(WORK INSTRUCTIONS) Return all lines with the word "dispositivo" in them.

Data entries
┌────────

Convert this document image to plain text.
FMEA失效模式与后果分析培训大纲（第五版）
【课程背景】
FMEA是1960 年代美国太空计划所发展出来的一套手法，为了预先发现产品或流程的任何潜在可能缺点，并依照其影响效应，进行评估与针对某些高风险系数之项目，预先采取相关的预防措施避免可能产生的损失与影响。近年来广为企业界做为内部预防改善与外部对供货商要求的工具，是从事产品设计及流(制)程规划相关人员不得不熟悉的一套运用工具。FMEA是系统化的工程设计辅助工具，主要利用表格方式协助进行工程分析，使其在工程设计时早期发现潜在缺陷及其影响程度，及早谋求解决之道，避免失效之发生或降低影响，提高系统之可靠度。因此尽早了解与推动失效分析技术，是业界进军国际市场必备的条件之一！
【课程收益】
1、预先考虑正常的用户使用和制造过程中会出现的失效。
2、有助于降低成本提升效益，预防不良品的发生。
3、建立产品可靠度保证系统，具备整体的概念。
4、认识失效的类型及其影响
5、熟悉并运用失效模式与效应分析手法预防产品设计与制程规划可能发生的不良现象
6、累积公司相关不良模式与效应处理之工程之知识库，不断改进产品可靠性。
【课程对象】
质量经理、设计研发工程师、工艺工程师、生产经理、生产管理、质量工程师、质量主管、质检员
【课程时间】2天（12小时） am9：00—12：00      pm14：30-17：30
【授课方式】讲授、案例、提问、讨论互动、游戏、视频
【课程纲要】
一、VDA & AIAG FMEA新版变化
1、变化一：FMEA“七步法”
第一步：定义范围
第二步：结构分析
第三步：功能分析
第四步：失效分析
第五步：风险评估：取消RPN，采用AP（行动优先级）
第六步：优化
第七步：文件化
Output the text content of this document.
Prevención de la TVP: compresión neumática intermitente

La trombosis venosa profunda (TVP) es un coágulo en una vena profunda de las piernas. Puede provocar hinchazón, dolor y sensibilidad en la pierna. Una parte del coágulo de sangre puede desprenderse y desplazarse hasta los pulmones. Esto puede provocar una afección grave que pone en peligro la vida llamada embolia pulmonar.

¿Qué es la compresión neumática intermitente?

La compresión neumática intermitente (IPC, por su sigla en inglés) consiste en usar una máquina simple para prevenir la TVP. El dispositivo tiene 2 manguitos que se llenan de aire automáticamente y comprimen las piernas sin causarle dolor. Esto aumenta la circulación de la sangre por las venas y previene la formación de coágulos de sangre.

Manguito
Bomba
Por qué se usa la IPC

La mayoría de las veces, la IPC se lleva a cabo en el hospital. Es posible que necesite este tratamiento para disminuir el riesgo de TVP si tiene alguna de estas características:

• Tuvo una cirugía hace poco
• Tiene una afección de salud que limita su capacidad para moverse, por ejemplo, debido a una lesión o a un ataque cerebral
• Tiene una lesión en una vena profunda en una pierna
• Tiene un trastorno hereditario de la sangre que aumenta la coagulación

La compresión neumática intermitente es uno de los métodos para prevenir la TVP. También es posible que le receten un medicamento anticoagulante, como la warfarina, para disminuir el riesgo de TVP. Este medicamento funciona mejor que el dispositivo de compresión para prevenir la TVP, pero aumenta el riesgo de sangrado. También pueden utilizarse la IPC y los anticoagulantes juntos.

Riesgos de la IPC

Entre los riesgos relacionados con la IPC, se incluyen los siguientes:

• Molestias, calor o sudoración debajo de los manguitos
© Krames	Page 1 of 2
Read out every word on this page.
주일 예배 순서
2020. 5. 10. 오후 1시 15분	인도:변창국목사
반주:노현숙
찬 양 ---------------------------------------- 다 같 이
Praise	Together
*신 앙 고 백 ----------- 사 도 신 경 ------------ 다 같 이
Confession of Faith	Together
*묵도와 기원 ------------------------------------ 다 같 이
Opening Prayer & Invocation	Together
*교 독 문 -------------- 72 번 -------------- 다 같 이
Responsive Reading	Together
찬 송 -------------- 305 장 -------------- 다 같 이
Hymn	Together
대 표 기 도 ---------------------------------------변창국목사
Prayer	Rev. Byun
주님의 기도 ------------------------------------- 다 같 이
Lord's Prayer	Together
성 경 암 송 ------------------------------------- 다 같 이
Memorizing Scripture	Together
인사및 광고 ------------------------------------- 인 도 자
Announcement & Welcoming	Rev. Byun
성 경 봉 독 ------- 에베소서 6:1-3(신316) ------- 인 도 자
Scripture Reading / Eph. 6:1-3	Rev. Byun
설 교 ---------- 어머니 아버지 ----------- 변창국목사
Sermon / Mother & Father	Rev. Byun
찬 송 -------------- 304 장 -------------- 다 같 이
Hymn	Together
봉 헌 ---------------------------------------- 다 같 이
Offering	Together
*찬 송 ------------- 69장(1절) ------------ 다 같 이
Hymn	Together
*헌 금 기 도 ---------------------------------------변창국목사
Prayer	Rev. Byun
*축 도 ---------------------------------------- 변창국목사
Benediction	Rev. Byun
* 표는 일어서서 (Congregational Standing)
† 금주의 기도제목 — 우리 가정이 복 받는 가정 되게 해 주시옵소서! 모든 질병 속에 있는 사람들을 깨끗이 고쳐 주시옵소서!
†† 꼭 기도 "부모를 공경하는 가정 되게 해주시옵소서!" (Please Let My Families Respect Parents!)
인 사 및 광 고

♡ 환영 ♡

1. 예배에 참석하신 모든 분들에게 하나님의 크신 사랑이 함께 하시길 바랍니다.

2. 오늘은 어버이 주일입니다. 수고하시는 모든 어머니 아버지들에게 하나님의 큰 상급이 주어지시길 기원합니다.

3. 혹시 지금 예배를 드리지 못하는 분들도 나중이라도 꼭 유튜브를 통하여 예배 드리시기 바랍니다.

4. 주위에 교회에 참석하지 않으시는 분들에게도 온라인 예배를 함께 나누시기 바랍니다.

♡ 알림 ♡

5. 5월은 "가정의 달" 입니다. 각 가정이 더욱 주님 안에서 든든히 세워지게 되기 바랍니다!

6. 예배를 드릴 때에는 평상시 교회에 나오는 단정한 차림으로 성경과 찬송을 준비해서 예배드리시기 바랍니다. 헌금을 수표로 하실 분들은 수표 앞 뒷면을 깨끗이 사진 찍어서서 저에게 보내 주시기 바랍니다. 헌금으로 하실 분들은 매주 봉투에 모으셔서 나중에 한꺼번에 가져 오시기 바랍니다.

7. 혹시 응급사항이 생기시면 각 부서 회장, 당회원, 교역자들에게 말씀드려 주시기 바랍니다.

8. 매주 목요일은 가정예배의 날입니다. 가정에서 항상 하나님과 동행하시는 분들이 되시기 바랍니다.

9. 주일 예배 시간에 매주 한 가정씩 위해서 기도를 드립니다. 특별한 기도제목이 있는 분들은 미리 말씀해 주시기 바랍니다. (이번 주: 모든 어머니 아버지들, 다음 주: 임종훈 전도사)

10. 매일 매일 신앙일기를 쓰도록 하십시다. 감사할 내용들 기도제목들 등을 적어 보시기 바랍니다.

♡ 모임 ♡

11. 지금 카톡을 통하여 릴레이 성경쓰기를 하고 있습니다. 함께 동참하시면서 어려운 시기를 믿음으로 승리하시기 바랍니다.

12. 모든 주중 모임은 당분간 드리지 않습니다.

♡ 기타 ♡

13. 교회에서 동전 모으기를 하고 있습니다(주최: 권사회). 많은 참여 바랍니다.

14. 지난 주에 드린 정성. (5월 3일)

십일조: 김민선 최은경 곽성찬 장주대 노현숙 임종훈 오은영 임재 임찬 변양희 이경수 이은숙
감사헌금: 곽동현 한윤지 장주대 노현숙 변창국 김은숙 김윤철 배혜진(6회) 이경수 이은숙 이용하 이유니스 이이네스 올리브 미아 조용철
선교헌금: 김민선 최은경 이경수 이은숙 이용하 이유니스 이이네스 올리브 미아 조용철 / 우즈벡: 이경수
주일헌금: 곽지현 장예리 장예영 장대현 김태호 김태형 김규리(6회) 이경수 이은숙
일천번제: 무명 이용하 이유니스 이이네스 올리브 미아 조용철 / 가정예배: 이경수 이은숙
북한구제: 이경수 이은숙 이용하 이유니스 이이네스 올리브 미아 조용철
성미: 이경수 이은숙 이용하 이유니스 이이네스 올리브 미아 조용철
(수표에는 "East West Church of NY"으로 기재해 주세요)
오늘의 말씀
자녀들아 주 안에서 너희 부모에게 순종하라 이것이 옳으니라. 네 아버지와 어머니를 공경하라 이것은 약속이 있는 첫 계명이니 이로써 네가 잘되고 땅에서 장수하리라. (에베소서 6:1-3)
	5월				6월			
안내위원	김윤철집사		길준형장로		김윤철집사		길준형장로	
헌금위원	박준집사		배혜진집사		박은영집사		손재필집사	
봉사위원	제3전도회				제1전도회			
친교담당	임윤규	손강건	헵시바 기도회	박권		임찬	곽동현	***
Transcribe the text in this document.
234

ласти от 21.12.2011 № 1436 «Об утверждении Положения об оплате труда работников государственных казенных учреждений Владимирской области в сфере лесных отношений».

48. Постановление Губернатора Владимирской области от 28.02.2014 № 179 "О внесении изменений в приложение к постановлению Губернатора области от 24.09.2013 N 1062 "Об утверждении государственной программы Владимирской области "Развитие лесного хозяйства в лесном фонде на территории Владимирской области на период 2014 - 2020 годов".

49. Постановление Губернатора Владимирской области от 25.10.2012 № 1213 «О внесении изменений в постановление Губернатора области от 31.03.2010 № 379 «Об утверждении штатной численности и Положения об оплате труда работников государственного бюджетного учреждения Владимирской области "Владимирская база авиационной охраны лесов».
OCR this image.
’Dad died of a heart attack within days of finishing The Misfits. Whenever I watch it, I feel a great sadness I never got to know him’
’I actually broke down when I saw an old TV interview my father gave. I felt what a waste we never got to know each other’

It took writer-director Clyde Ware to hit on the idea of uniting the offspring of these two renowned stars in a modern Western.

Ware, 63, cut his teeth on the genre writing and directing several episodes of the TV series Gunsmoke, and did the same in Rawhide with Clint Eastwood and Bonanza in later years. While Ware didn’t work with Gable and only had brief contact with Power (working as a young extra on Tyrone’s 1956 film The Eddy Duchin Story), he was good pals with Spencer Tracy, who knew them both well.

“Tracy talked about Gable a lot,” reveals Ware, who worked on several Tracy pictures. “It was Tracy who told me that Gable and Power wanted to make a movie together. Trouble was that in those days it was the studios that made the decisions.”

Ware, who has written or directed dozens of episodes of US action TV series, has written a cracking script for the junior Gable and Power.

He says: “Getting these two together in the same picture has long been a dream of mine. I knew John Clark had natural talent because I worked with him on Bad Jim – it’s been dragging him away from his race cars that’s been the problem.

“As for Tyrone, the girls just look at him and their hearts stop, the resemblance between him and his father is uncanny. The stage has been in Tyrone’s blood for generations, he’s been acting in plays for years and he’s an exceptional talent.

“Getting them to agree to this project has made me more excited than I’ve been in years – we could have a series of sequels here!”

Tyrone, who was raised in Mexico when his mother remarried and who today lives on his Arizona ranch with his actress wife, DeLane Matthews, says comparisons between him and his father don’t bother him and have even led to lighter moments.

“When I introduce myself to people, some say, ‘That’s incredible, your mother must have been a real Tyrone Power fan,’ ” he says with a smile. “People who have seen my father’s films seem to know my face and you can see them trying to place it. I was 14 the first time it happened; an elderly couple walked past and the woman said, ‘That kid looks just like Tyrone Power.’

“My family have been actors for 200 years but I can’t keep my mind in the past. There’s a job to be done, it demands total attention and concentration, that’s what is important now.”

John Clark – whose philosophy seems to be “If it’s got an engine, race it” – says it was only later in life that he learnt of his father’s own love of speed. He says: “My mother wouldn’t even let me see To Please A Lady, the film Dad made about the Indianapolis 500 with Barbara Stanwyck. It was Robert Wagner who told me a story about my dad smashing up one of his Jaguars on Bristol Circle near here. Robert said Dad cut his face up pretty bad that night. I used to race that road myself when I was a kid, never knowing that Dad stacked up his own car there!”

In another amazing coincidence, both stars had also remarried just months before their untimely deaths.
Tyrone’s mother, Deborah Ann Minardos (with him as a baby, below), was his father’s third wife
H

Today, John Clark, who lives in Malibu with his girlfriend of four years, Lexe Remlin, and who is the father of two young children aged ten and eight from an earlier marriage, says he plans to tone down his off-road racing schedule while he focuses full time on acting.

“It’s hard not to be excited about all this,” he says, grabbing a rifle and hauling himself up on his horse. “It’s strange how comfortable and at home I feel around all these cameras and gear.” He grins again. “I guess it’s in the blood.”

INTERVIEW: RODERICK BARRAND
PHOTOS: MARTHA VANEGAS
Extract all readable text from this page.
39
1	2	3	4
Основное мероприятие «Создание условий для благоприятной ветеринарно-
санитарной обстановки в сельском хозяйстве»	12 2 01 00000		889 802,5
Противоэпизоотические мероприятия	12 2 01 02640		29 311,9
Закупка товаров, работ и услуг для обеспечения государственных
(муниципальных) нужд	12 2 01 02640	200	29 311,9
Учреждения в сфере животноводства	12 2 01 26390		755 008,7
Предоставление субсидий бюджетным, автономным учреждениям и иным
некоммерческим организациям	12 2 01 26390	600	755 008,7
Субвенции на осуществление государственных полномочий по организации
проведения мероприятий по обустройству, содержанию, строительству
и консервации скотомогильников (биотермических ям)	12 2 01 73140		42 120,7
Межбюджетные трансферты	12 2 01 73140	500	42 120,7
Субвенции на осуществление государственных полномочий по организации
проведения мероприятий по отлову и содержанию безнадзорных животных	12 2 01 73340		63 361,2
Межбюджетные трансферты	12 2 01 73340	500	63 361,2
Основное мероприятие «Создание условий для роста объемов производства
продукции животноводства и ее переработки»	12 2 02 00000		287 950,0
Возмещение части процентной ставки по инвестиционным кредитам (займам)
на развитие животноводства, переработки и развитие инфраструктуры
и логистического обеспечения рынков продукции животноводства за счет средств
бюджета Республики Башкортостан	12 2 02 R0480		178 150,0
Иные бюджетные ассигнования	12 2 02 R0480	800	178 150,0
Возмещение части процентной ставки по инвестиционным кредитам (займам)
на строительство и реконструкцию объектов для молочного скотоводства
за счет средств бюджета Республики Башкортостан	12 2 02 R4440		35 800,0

└────────

(THE RESPONSE)
La compresión neumática intermitente (IPC, por su sigla en inglés) consiste en usar una máquina simple para prevenir la TVP. El dispositivo tiene 2 manguitos que se llenan de aire automáticamente y comprimen las piernas sin causarle dolor. Esto aumenta la circulación de la sangre por las venas y previene la formación de coágulos de sangre.
La compresión neumática intermitente es uno de los métodos para prevenir la TVP. También es posible que le receten un medicamento anticoagulante, como la warfarina, para disminuir el riesgo de TVP. Este medicamento funciona mejor que el dispositivo de compresión para prevenir la TVP, pero aumenta el riesgo de sangrado. También pueden utilizarse la IPC y los anticoagulantes juntos.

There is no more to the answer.